[Records for the task start]

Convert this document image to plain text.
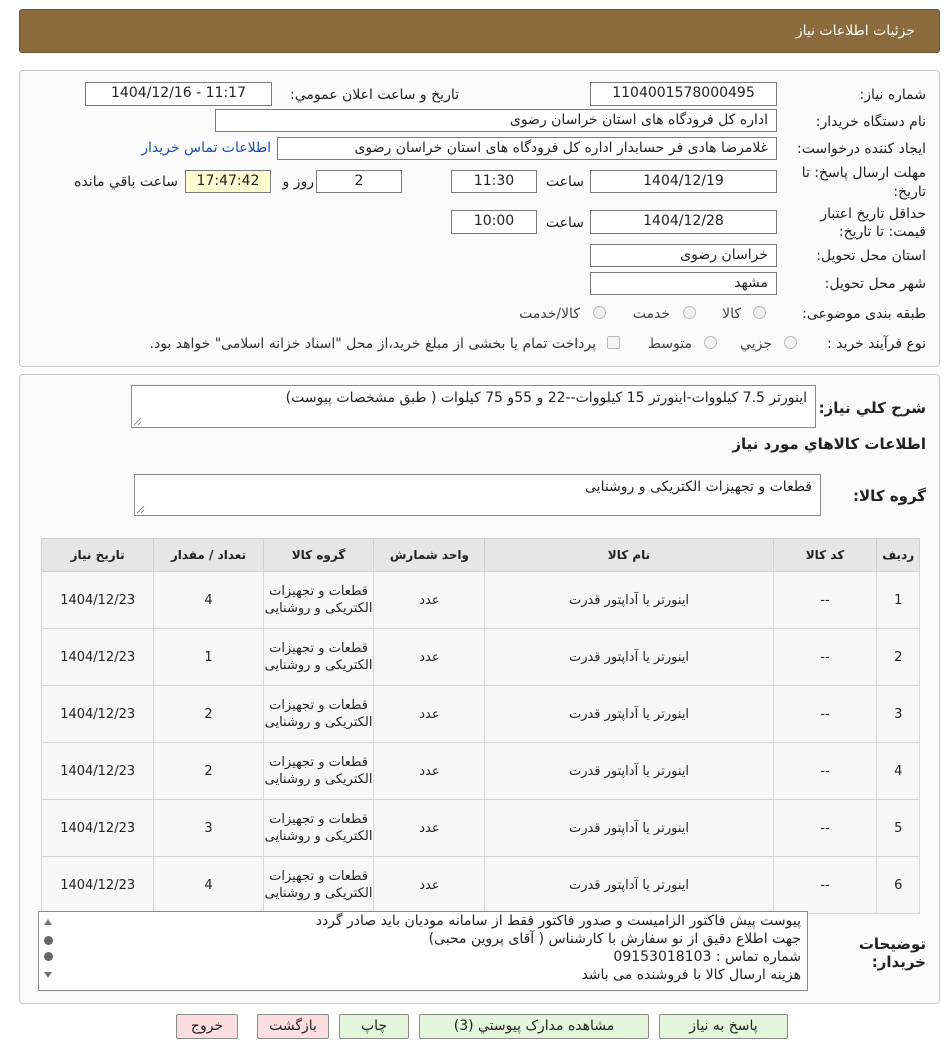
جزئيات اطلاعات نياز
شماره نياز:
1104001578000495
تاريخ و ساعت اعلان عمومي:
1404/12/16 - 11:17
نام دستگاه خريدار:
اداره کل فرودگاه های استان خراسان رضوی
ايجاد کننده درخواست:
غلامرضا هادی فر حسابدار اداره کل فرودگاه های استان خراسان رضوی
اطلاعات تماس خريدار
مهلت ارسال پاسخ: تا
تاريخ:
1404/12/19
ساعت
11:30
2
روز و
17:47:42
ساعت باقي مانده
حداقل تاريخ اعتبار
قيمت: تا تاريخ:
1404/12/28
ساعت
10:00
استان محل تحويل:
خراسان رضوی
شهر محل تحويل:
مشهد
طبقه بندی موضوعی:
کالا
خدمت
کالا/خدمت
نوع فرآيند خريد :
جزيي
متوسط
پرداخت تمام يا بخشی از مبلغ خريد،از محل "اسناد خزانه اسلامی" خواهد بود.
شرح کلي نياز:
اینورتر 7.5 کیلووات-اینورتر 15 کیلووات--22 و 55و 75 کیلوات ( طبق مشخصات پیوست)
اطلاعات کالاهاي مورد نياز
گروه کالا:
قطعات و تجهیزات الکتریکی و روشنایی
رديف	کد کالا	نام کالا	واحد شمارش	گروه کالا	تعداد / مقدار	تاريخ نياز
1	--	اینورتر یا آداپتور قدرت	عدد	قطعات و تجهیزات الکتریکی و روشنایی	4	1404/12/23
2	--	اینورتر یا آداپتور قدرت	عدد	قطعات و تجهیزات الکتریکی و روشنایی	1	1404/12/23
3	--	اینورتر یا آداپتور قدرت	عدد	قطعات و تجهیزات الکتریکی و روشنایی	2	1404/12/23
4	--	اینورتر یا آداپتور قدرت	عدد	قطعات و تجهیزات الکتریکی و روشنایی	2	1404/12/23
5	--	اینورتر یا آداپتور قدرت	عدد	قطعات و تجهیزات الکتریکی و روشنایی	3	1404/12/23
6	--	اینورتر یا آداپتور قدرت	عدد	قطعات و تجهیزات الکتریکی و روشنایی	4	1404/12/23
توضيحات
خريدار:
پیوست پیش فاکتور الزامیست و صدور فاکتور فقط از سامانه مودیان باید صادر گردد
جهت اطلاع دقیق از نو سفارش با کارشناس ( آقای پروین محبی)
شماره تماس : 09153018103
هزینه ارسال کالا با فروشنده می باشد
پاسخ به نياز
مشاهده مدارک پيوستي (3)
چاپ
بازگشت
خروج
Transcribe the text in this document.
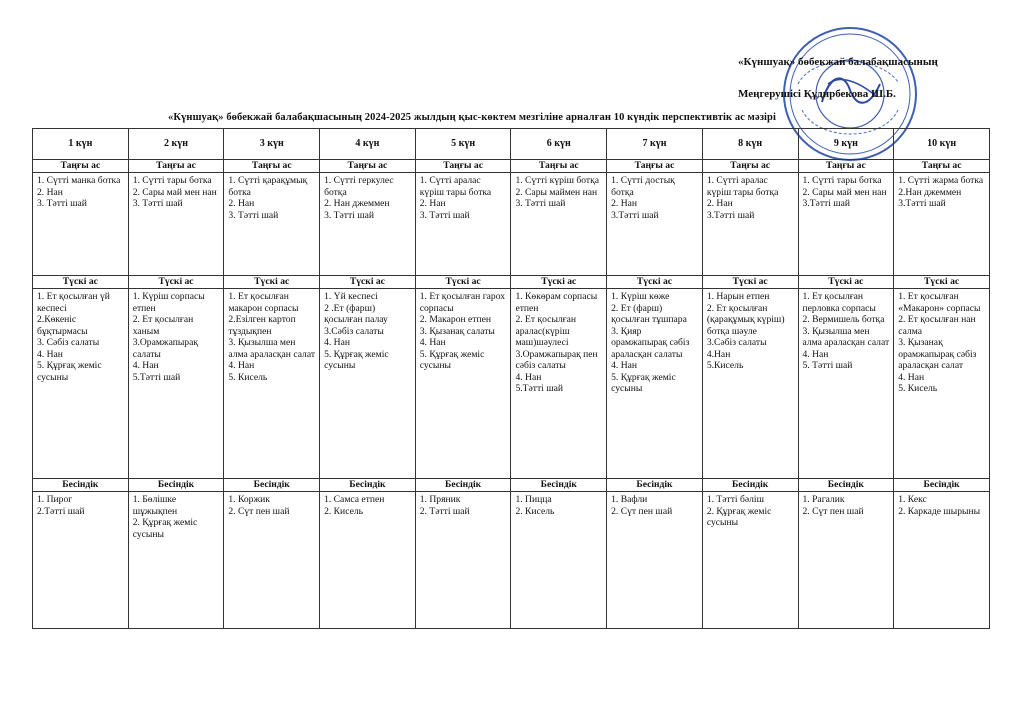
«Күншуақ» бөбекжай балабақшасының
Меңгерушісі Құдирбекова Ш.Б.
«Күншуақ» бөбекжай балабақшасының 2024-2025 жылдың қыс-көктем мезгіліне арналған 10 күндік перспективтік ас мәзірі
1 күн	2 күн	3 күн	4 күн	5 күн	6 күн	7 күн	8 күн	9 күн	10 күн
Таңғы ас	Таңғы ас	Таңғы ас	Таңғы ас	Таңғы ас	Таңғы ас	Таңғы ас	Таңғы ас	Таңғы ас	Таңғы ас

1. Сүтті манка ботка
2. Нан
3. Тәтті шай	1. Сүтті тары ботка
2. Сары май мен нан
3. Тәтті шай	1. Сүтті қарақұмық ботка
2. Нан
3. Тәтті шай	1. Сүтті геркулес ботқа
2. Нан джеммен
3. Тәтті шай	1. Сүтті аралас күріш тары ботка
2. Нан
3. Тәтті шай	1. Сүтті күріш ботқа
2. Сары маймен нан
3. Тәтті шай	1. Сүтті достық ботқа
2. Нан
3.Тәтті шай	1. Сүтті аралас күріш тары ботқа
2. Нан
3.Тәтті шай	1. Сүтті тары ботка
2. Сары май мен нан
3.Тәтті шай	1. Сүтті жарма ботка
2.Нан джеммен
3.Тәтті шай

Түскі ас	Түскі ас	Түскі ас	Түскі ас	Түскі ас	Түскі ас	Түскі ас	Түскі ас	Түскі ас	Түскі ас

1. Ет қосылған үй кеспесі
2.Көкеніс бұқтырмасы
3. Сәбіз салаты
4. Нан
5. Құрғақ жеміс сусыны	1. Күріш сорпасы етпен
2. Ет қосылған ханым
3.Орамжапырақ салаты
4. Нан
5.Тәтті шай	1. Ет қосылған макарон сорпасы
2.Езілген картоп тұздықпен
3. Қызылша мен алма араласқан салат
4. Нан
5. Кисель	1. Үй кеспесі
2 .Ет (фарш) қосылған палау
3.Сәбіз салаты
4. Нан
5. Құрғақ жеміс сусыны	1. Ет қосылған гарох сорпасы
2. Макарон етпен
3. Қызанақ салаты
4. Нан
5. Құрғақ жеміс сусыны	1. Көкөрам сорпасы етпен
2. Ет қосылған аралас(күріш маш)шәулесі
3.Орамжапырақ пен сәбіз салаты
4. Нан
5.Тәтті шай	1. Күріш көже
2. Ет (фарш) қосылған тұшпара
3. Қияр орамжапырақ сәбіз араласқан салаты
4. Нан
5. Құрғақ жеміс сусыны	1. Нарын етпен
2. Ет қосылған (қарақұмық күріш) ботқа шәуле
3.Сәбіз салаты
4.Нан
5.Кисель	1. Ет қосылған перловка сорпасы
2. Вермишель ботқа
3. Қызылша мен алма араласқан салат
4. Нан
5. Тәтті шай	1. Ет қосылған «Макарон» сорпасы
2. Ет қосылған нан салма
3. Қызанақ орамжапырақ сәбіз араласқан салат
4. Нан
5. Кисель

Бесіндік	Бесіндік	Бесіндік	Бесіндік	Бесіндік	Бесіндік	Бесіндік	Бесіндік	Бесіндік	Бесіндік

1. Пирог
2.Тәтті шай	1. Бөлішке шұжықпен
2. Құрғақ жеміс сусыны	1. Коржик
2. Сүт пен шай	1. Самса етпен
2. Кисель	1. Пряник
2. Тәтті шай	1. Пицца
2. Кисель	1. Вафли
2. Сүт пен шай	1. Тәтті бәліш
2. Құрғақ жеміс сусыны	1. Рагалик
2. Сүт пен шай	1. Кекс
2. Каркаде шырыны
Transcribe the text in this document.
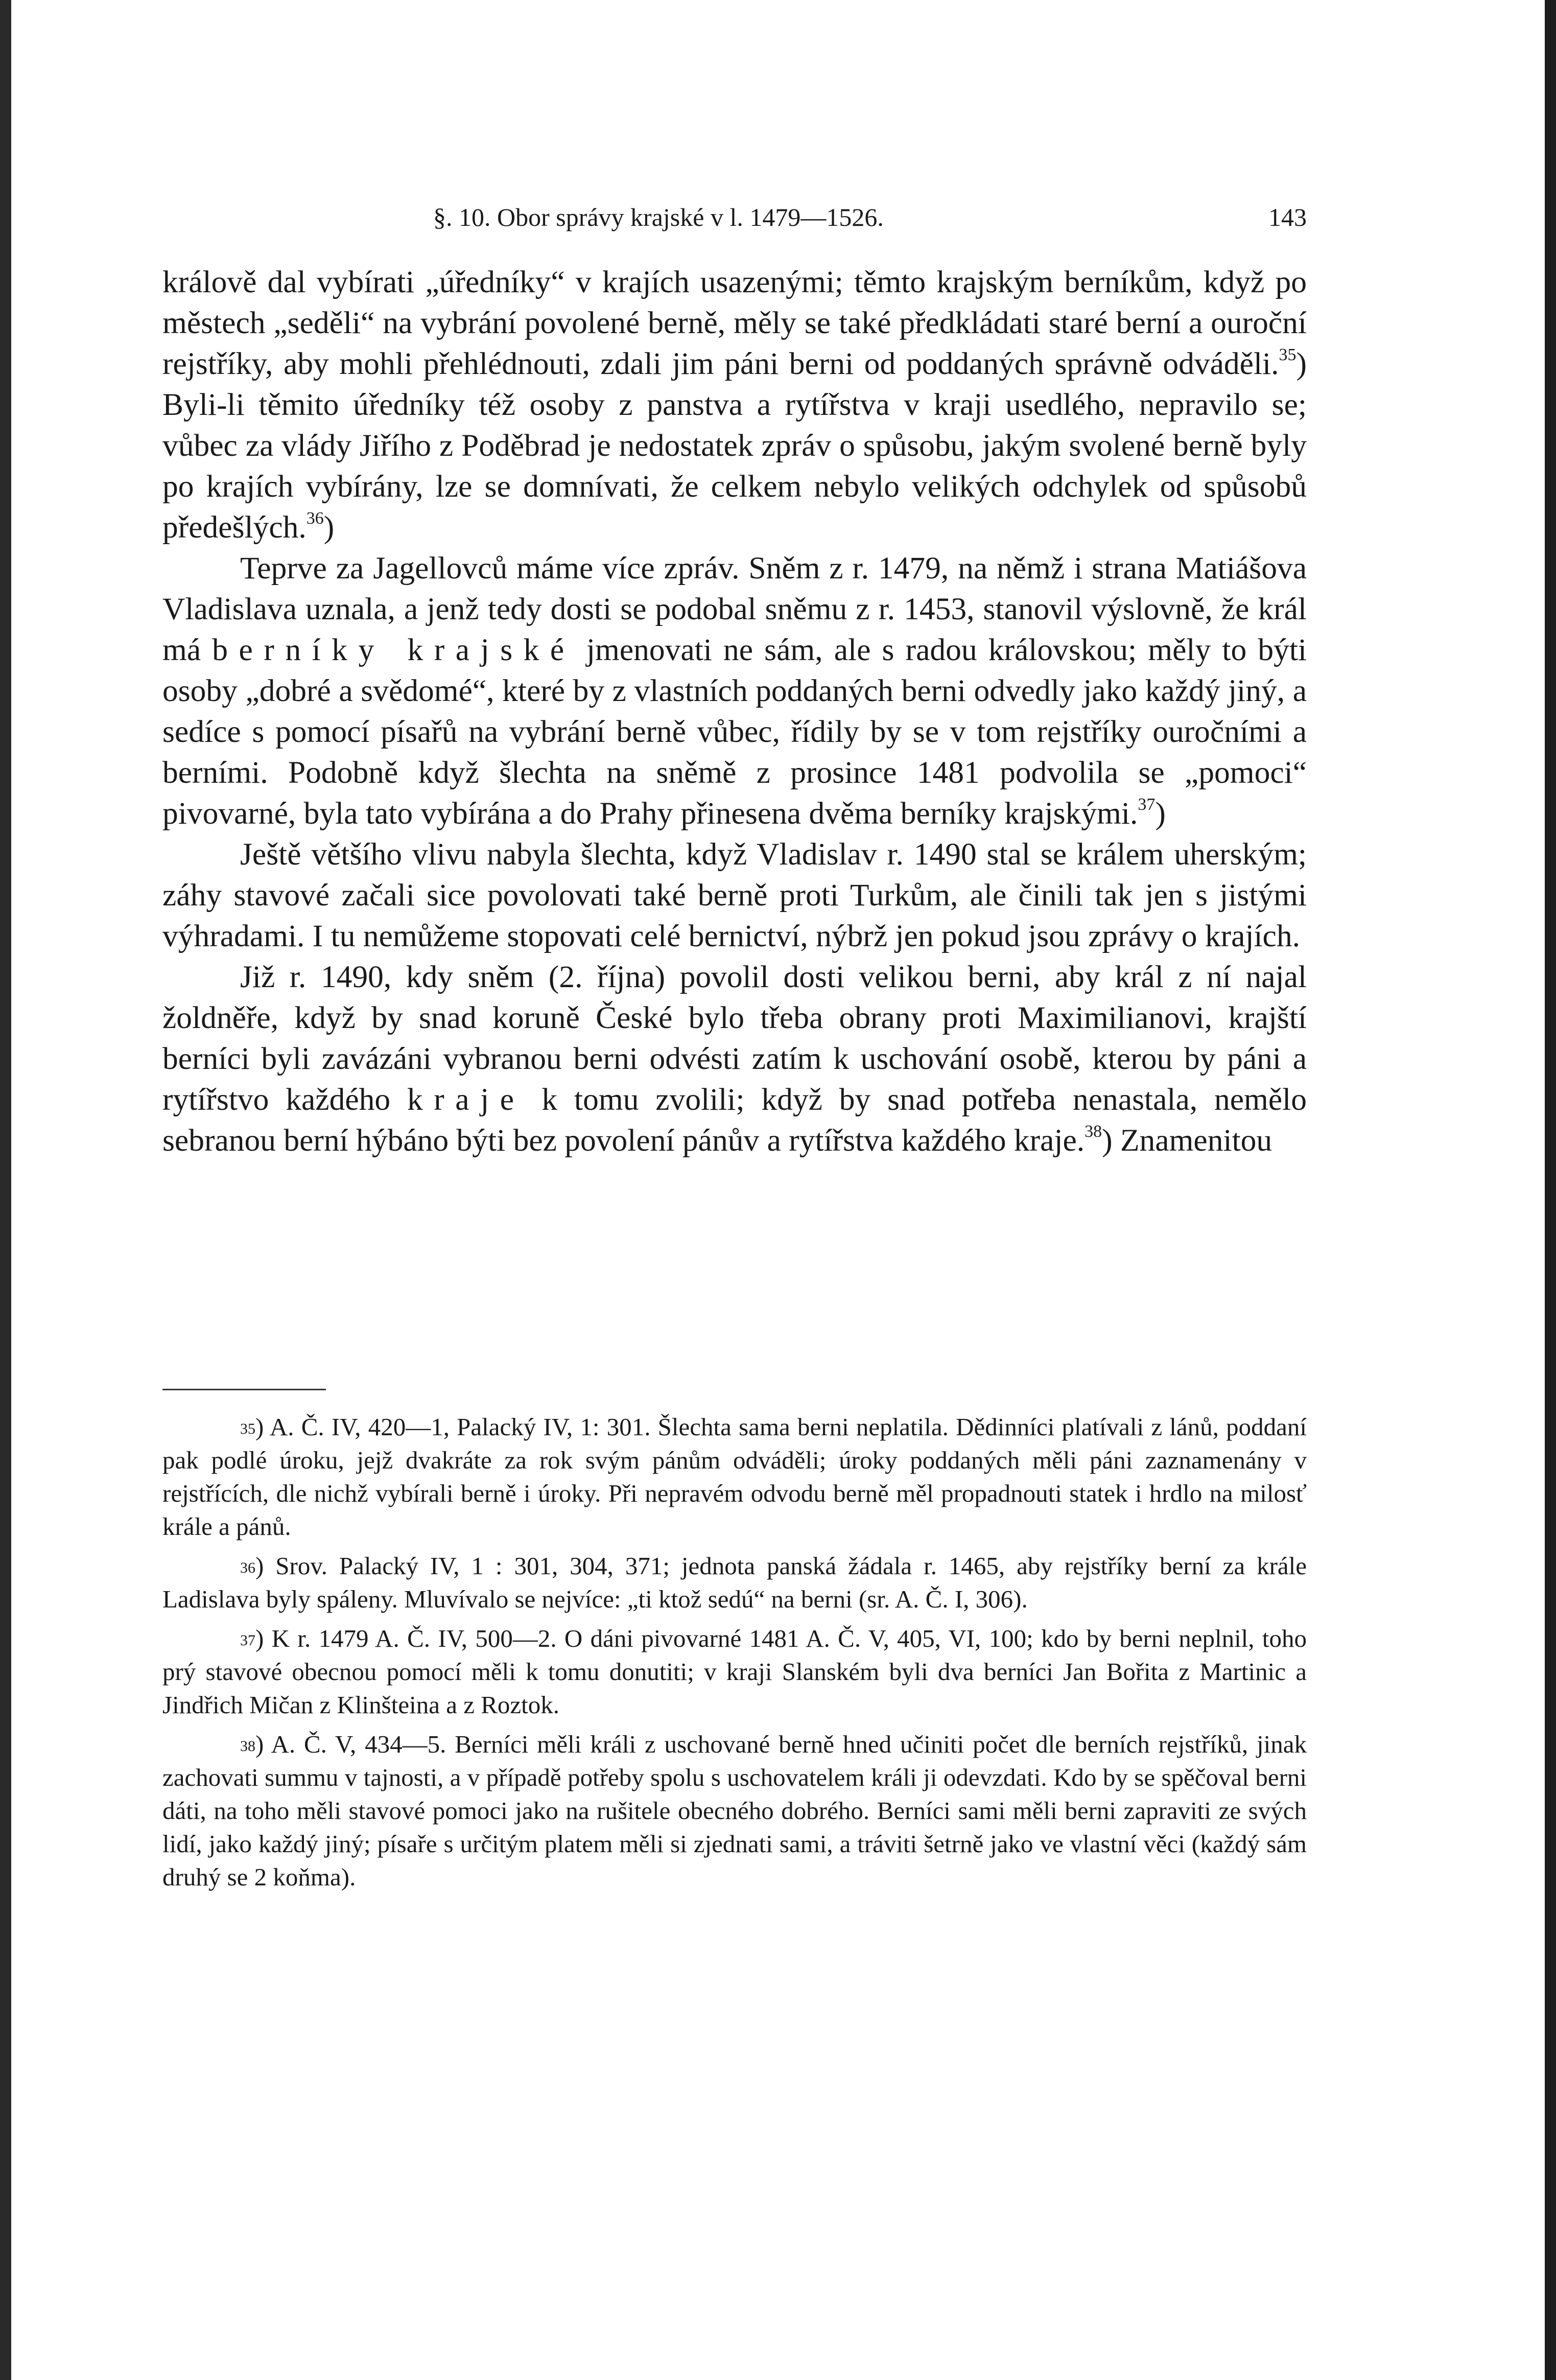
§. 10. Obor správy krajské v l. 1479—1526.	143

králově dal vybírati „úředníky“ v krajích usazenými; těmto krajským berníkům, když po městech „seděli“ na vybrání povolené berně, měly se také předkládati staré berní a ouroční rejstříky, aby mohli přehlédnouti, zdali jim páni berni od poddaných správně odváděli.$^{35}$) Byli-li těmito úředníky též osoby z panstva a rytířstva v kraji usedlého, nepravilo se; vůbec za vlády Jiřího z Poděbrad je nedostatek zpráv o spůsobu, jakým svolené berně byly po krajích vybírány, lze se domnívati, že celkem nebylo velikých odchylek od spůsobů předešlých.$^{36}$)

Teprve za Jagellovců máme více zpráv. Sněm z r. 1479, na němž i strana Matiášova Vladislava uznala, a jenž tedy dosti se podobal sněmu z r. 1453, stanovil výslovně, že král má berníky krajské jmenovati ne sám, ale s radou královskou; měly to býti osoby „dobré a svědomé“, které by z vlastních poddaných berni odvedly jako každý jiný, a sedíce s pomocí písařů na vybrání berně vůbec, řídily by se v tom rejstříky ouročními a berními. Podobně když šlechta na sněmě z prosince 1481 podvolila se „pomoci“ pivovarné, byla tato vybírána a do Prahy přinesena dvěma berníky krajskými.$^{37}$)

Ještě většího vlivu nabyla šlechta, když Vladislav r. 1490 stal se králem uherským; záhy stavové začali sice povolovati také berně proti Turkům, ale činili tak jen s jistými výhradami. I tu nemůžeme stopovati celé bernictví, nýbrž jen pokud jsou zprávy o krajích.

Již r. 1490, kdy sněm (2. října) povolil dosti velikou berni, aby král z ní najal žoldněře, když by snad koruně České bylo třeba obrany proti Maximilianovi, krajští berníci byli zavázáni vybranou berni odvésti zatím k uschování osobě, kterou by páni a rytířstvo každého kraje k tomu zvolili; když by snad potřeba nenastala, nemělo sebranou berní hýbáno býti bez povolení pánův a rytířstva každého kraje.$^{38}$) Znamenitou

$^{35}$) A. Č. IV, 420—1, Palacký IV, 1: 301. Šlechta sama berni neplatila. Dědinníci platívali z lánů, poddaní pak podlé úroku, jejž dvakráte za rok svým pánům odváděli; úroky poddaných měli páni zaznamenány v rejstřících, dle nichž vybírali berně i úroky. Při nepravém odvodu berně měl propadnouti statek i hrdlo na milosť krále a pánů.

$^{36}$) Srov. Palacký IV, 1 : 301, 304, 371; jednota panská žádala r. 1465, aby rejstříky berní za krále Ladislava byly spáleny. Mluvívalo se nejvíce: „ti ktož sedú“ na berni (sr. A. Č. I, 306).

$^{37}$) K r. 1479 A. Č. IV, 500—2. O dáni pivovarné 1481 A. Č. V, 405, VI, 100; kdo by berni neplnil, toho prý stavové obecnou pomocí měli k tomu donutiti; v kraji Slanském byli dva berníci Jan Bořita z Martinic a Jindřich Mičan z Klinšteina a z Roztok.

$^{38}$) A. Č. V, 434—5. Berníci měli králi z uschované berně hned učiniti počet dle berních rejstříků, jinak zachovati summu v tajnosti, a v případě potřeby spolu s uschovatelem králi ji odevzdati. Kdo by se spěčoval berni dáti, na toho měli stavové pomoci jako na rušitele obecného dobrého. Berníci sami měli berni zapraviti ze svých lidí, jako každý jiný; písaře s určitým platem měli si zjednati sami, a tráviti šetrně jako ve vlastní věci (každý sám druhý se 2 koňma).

[Records for the task end]

-- Exercise --
Extract every line from the records above that contains the word "خريدار".

-- The result --
نام دستگاه خريدار:
اطلاعات تماس خريدار
خريدار:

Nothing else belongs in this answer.